#### Task instructions:
In the material below, count the lines with the word "무료교환반품" and state that number only.

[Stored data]
..............................

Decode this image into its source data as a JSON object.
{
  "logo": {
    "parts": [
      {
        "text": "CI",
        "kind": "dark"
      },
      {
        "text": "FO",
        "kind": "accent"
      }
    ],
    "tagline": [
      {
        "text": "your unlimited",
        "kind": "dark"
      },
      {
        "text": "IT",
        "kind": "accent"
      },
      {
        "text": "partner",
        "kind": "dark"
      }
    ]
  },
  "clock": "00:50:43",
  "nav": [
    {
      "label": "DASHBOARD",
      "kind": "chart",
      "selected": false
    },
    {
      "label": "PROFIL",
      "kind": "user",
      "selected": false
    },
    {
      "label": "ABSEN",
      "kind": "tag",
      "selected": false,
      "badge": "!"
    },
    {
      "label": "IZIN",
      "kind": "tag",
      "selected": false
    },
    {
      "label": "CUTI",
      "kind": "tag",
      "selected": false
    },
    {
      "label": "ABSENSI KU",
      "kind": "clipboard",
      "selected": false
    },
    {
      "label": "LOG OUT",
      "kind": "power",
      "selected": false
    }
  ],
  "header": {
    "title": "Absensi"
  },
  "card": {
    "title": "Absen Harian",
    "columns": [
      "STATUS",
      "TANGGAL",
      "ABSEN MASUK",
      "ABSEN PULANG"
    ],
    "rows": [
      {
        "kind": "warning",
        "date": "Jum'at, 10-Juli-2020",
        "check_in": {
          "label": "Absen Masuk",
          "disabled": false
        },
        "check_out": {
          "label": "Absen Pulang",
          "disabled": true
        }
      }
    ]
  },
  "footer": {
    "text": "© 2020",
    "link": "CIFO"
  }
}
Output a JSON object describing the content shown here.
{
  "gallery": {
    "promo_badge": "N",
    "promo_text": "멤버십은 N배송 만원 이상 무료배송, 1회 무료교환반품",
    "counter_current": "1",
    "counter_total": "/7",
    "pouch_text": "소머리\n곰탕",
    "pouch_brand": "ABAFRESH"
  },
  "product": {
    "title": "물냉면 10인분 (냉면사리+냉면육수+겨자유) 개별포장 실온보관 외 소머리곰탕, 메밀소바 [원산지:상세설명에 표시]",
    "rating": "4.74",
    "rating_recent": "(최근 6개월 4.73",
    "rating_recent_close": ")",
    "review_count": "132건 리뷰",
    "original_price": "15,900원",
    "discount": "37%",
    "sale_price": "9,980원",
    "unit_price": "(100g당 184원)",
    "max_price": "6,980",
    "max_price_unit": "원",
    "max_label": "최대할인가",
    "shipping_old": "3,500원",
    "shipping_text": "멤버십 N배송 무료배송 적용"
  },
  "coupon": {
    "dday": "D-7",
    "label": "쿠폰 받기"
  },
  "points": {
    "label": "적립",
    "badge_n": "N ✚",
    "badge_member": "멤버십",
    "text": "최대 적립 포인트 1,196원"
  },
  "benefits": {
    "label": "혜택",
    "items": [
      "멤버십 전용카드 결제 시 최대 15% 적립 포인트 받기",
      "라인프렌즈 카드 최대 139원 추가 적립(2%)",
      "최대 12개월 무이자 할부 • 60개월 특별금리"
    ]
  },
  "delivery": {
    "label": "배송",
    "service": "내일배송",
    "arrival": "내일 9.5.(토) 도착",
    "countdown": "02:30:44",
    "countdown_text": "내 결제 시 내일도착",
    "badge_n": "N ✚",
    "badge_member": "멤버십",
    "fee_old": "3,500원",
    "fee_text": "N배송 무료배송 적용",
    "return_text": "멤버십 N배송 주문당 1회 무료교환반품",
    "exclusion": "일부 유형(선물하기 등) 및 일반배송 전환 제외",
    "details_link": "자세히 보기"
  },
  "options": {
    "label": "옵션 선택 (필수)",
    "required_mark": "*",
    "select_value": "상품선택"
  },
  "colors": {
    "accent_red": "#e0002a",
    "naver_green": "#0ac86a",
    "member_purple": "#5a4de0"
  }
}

..............................

#### Solution to the problem:
2